Dataset records

..........

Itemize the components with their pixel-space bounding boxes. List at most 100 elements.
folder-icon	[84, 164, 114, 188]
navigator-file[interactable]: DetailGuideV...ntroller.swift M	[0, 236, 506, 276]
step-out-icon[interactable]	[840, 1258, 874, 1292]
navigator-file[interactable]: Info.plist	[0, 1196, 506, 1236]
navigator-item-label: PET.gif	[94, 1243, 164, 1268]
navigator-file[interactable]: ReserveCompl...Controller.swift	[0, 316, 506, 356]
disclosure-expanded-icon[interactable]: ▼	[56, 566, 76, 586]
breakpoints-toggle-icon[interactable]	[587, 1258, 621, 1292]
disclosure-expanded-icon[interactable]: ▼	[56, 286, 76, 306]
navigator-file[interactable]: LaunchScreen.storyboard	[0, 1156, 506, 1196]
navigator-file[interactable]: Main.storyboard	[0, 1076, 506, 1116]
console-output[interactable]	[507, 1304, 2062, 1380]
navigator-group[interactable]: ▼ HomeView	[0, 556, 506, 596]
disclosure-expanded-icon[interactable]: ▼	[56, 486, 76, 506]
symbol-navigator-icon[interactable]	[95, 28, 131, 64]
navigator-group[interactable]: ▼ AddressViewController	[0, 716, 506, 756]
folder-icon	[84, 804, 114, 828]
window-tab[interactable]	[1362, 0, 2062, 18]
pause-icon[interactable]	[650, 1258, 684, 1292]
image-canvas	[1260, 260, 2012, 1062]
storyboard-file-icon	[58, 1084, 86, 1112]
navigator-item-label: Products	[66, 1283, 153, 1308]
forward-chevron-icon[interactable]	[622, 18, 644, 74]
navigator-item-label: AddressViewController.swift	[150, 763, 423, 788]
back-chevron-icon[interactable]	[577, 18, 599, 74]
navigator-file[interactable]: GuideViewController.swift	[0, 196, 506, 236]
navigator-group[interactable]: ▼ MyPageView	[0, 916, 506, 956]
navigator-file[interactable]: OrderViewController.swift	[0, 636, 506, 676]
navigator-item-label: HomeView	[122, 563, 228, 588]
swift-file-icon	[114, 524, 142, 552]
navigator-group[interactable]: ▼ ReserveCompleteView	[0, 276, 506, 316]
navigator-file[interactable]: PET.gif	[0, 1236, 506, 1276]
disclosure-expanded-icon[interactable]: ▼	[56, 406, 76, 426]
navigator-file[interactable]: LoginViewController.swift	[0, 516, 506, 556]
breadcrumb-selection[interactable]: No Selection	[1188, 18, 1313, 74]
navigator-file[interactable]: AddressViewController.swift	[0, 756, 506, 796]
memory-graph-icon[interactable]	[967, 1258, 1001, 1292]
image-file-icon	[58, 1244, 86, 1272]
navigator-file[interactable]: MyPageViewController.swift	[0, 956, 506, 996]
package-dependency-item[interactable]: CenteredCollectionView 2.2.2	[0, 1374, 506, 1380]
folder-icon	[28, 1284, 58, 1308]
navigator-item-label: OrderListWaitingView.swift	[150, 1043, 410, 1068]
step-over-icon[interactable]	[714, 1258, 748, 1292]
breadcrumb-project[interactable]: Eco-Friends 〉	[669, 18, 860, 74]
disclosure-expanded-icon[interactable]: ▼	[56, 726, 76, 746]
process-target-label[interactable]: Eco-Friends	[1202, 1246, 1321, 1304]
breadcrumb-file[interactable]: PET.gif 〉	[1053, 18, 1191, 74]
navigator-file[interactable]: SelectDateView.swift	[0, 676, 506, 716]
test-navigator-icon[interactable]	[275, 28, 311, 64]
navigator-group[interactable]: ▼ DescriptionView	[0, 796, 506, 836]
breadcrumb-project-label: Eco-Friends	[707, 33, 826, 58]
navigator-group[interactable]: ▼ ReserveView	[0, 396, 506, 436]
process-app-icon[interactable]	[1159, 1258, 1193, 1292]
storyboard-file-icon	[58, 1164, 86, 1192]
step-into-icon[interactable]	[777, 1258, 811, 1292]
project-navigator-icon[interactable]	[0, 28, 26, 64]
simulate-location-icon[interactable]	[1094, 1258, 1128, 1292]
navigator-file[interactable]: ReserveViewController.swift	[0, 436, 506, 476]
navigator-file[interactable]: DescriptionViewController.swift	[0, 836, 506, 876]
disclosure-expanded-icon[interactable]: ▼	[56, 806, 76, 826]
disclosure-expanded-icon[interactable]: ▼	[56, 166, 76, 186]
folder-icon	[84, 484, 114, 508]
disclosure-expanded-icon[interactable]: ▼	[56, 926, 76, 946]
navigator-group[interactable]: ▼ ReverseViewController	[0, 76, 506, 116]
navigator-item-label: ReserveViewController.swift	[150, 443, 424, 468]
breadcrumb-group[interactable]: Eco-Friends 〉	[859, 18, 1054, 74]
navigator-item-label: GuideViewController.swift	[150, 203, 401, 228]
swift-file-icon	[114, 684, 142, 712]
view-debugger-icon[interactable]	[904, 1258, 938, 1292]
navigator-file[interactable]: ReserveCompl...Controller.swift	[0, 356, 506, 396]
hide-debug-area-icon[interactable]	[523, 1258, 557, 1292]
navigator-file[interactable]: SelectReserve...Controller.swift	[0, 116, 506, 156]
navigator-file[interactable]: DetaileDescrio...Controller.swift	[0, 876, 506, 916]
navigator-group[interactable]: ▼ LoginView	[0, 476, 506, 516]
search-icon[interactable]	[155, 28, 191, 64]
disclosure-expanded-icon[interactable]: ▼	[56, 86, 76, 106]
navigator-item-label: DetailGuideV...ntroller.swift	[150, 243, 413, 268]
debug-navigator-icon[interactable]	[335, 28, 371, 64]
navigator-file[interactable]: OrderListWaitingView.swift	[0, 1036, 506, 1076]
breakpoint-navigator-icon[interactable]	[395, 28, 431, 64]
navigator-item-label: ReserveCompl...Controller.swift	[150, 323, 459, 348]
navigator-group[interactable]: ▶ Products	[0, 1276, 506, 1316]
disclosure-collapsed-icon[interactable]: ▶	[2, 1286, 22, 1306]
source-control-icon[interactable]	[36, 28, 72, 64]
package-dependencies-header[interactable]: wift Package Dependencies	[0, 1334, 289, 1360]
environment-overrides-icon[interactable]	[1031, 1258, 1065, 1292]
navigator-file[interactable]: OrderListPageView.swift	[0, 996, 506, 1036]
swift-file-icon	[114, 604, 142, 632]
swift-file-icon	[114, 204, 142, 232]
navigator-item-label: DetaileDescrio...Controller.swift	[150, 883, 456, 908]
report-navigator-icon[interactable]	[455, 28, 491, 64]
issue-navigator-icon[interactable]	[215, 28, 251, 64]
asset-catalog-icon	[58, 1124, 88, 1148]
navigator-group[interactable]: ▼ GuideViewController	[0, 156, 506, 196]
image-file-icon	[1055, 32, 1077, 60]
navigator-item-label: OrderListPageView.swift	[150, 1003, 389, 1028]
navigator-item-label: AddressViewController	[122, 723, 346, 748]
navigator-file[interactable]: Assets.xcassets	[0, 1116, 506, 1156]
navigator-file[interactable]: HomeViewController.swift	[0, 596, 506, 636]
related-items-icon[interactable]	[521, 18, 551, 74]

..........

= Stated task =
Write out all the items above again, changing every "interactable" to "clickable" and leaving the rest as it is.

= Right answer =
Itemize the components with their pixel-space bounding boxes. List at most 100 elements.
folder-icon	[84, 164, 114, 188]
navigator-file[clickable]: DetailGuideV...ntroller.swift M	[0, 236, 506, 276]
step-out-icon[clickable]	[840, 1258, 874, 1292]
navigator-file[clickable]: Info.plist	[0, 1196, 506, 1236]
navigator-item-label: PET.gif	[94, 1243, 164, 1268]
navigator-file[clickable]: ReserveCompl...Controller.swift	[0, 316, 506, 356]
disclosure-expanded-icon[clickable]: ▼	[56, 566, 76, 586]
breakpoints-toggle-icon[clickable]	[587, 1258, 621, 1292]
disclosure-expanded-icon[clickable]: ▼	[56, 286, 76, 306]
navigator-file[clickable]: LaunchScreen.storyboard	[0, 1156, 506, 1196]
navigator-file[clickable]: Main.storyboard	[0, 1076, 506, 1116]
console-output[clickable]	[507, 1304, 2062, 1380]
navigator-group[clickable]: ▼ HomeView	[0, 556, 506, 596]
disclosure-expanded-icon[clickable]: ▼	[56, 486, 76, 506]
symbol-navigator-icon[clickable]	[95, 28, 131, 64]
navigator-group[clickable]: ▼ AddressViewController	[0, 716, 506, 756]
folder-icon	[84, 804, 114, 828]
window-tab[clickable]	[1362, 0, 2062, 18]
pause-icon[clickable]	[650, 1258, 684, 1292]
image-canvas	[1260, 260, 2012, 1062]
storyboard-file-icon	[58, 1084, 86, 1112]
navigator-item-label: Products	[66, 1283, 153, 1308]
forward-chevron-icon[clickable]	[622, 18, 644, 74]
navigator-item-label: AddressViewController.swift	[150, 763, 423, 788]
back-chevron-icon[clickable]	[577, 18, 599, 74]
navigator-file[clickable]: GuideViewController.swift	[0, 196, 506, 236]
navigator-group[clickable]: ▼ MyPageView	[0, 916, 506, 956]
navigator-file[clickable]: OrderViewController.swift	[0, 636, 506, 676]
navigator-item-label: HomeView	[122, 563, 228, 588]
swift-file-icon	[114, 524, 142, 552]
navigator-group[clickable]: ▼ ReserveCompleteView	[0, 276, 506, 316]
navigator-file[clickable]: PET.gif	[0, 1236, 506, 1276]
disclosure-expanded-icon[clickable]: ▼	[56, 406, 76, 426]
navigator-file[clickable]: LoginViewController.swift	[0, 516, 506, 556]
breadcrumb-selection[clickable]: No Selection	[1188, 18, 1313, 74]
navigator-file[clickable]: AddressViewController.swift	[0, 756, 506, 796]
memory-graph-icon[clickable]	[967, 1258, 1001, 1292]
image-file-icon	[58, 1244, 86, 1272]
navigator-file[clickable]: MyPageViewController.swift	[0, 956, 506, 996]
package-dependency-item[clickable]: CenteredCollectionView 2.2.2	[0, 1374, 506, 1380]
folder-icon	[28, 1284, 58, 1308]
navigator-item-label: OrderListWaitingView.swift	[150, 1043, 410, 1068]
step-over-icon[clickable]	[714, 1258, 748, 1292]
breadcrumb-project[clickable]: Eco-Friends 〉	[669, 18, 860, 74]
disclosure-expanded-icon[clickable]: ▼	[56, 726, 76, 746]
process-target-label[clickable]: Eco-Friends	[1202, 1246, 1321, 1304]
breadcrumb-file[clickable]: PET.gif 〉	[1053, 18, 1191, 74]
navigator-file[clickable]: SelectDateView.swift	[0, 676, 506, 716]
test-navigator-icon[clickable]	[275, 28, 311, 64]
navigator-group[clickable]: ▼ DescriptionView	[0, 796, 506, 836]
breadcrumb-project-label: Eco-Friends	[707, 33, 826, 58]
navigator-group[clickable]: ▼ ReserveView	[0, 396, 506, 436]
process-app-icon[clickable]	[1159, 1258, 1193, 1292]
storyboard-file-icon	[58, 1164, 86, 1192]
step-into-icon[clickable]	[777, 1258, 811, 1292]
project-navigator-icon[clickable]	[0, 28, 26, 64]
simulate-location-icon[clickable]	[1094, 1258, 1128, 1292]
navigator-file[clickable]: ReserveViewController.swift	[0, 436, 506, 476]
navigator-file[clickable]: DescriptionViewController.swift	[0, 836, 506, 876]
disclosure-expanded-icon[clickable]: ▼	[56, 806, 76, 826]
disclosure-expanded-icon[clickable]: ▼	[56, 166, 76, 186]
folder-icon	[84, 484, 114, 508]
disclosure-expanded-icon[clickable]: ▼	[56, 926, 76, 946]
navigator-group[clickable]: ▼ ReverseViewController	[0, 76, 506, 116]
navigator-item-label: ReserveViewController.swift	[150, 443, 424, 468]
breadcrumb-group[clickable]: Eco-Friends 〉	[859, 18, 1054, 74]
navigator-item-label: GuideViewController.swift	[150, 203, 401, 228]
swift-file-icon	[114, 684, 142, 712]
view-debugger-icon[clickable]	[904, 1258, 938, 1292]
navigator-file[clickable]: ReserveCompl...Controller.swift	[0, 356, 506, 396]
hide-debug-area-icon[clickable]	[523, 1258, 557, 1292]
navigator-file[clickable]: SelectReserve...Controller.swift	[0, 116, 506, 156]
navigator-file[clickable]: DetaileDescrio...Controller.swift	[0, 876, 506, 916]
navigator-group[clickable]: ▼ LoginView	[0, 476, 506, 516]
search-icon[clickable]	[155, 28, 191, 64]
disclosure-expanded-icon[clickable]: ▼	[56, 86, 76, 106]
navigator-item-label: DetailGuideV...ntroller.swift	[150, 243, 413, 268]
debug-navigator-icon[clickable]	[335, 28, 371, 64]
navigator-file[clickable]: OrderListWaitingView.swift	[0, 1036, 506, 1076]
breakpoint-navigator-icon[clickable]	[395, 28, 431, 64]
navigator-item-label: ReserveCompl...Controller.swift	[150, 323, 459, 348]
navigator-group[clickable]: ▶ Products	[0, 1276, 506, 1316]
disclosure-collapsed-icon[clickable]: ▶	[2, 1286, 22, 1306]
source-control-icon[clickable]	[36, 28, 72, 64]
package-dependencies-header[clickable]: wift Package Dependencies	[0, 1334, 289, 1360]
environment-overrides-icon[clickable]	[1031, 1258, 1065, 1292]
navigator-file[clickable]: OrderListPageView.swift	[0, 996, 506, 1036]
swift-file-icon	[114, 604, 142, 632]
swift-file-icon	[114, 204, 142, 232]
navigator-item-label: DetaileDescrio...Controller.swift	[150, 883, 456, 908]
report-navigator-icon[clickable]	[455, 28, 491, 64]
issue-navigator-icon[clickable]	[215, 28, 251, 64]
asset-catalog-icon	[58, 1124, 88, 1148]
navigator-group[clickable]: ▼ GuideViewController	[0, 156, 506, 196]
image-file-icon	[1055, 32, 1077, 60]
navigator-item-label: OrderListPageView.swift	[150, 1003, 389, 1028]
navigator-item-label: AddressViewController	[122, 723, 346, 748]
navigator-file[clickable]: Assets.xcassets	[0, 1116, 506, 1156]
navigator-file[clickable]: HomeViewController.swift	[0, 596, 506, 636]
related-items-icon[clickable]	[521, 18, 551, 74]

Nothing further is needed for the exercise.